--- REQUEST ---
Search the records that follow and extract every line containing the string "абзац".

═════ EXERCISE DATA ═════

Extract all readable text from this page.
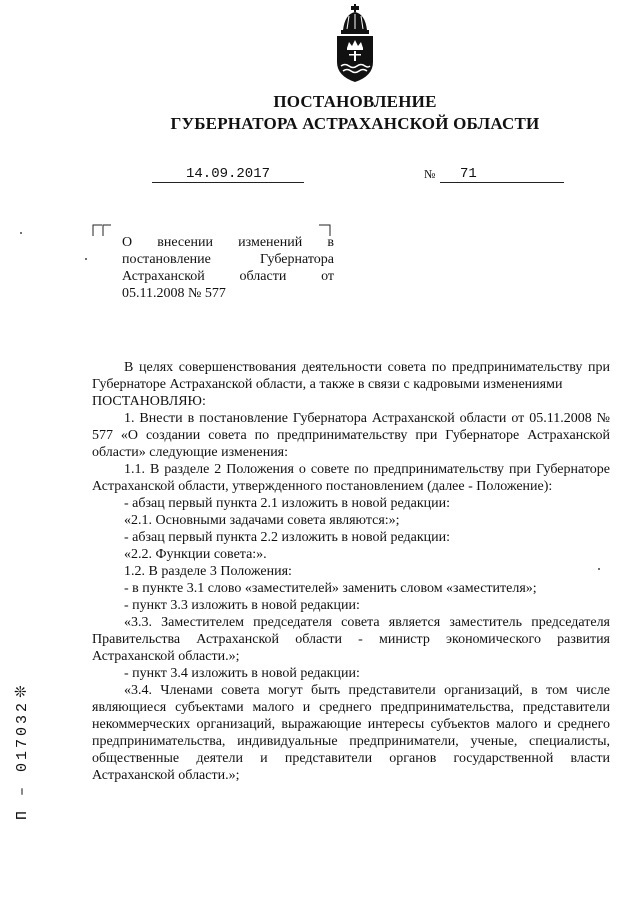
ПОСТАНОВЛЕНИЕ
ГУБЕРНАТОРА АСТРАХАНСКОЙ ОБЛАСТИ
14.09.2017	№	71
О внесении изменений в постановление Губернатора Астраханской области от 05.11.2008 № 577

В целях совершенствования деятельности совета по предпринимательству при Губернаторе Астраханской области, а также в связи с кадровыми изменениями

ПОСТАНОВЛЯЮ:

1. Внести в постановление Губернатора Астраханской области от 05.11.2008 № 577 «О создании совета по предпринимательству при Губернаторе Астраханской области» следующие изменения:

1.1. В разделе 2 Положения о совете по предпринимательству при Губернаторе Астраханской области, утвержденного постановлением (далее - Положение):

- абзац первый пункта 2.1 изложить в новой редакции:

«2.1. Основными задачами совета являются:»;

- абзац первый пункта 2.2 изложить в новой редакции:

«2.2. Функции совета:».

1.2. В разделе 3 Положения:

- в пункте 3.1 слово «заместителей» заменить словом «заместителя»;

- пункт 3.3 изложить в новой редакции:

«3.3. Заместителем председателя совета является заместитель председателя Правительства Астраханской области - министр экономического развития Астраханской области.»;

- пункт 3.4 изложить в новой редакции:

«3.4. Членами совета могут быть представители организаций, в том числе являющиеся субъектами малого и среднего предпринимательства, представители некоммерческих организаций, выражающие интересы субъектов малого и среднего предпринимательства, индивидуальные предприниматели, ученые, специалисты, общественные деятели и представители органов государственной власти Астраханской области.»;

❊
П – 017032
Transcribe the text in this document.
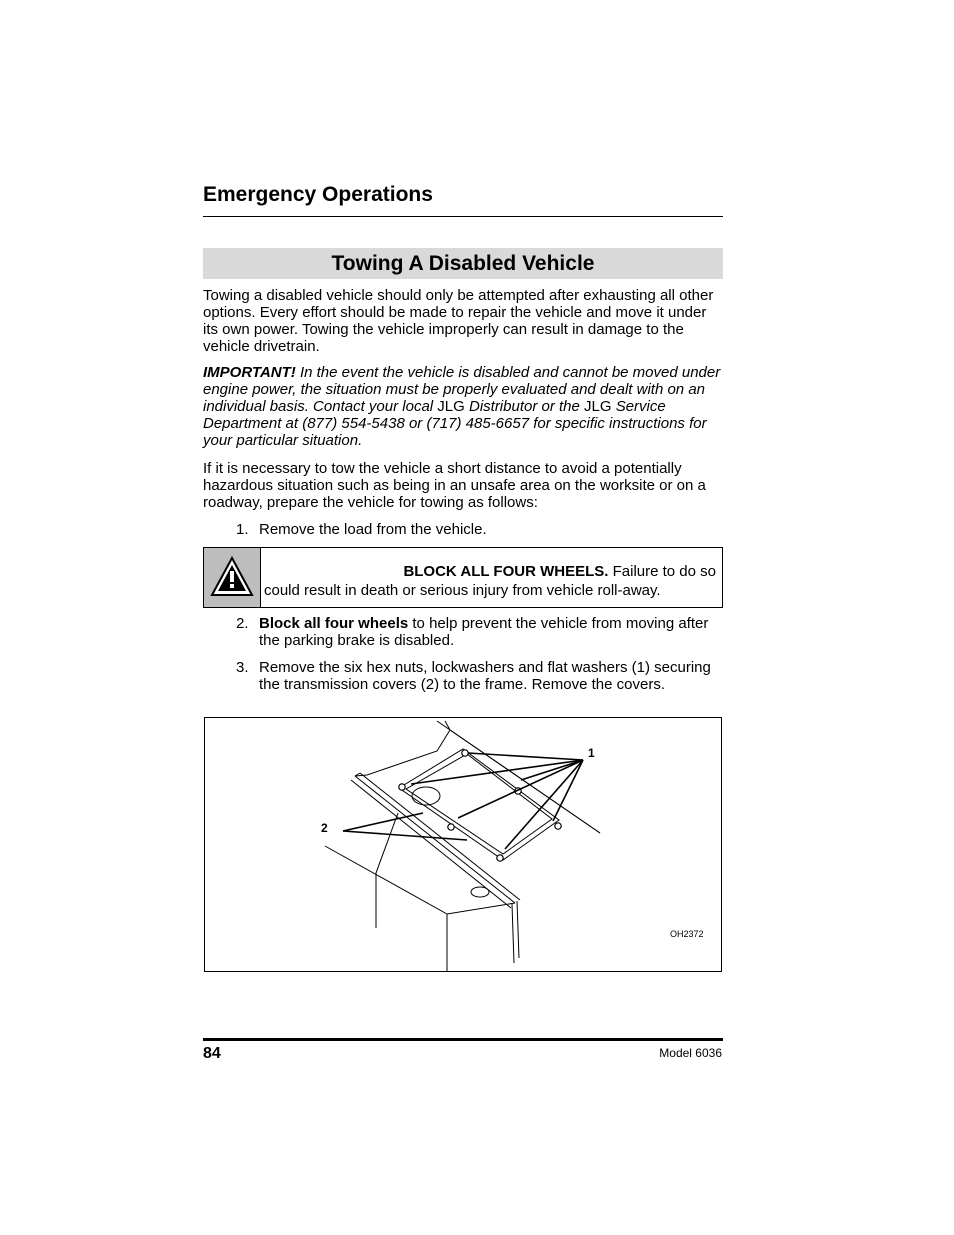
Emergency Operations
Towing A Disabled Vehicle

Towing a disabled vehicle should only be attempted after exhausting all other options. Every effort should be made to repair the vehicle and move it under its own power. Towing the vehicle improperly can result in damage to the vehicle drivetrain.

IMPORTANT! In the event the vehicle is disabled and cannot be moved under engine power, the situation must be properly evaluated and dealt with on an individual basis. Contact your local JLG Distributor or the JLG Service Department at (877) 554-5438 or (717) 485-6657 for specific instructions for your particular situation.

If it is necessary to tow the vehicle a short distance to avoid a potentially hazardous situation such as being in an unsafe area on the worksite or on a roadway, prepare the vehicle for towing as follows:

1. Remove the load from the vehicle.
BLOCK ALL FOUR WHEELS. Failure to do so
could result in death or serious injury from vehicle roll-away.
2. Block all four wheels to help prevent the vehicle from moving after the parking brake is disabled.
3. Remove the six hex nuts, lockwashers and flat washers (1) securing the transmission covers (2) to the frame. Remove the covers.
1
2
OH2372
84	Model 6036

═════

--- EXERCISE ANSWER ---
- абзац первый пункта 2.1 изложить в новой редакции:
- абзац первый пункта 2.2 изложить в новой редакции:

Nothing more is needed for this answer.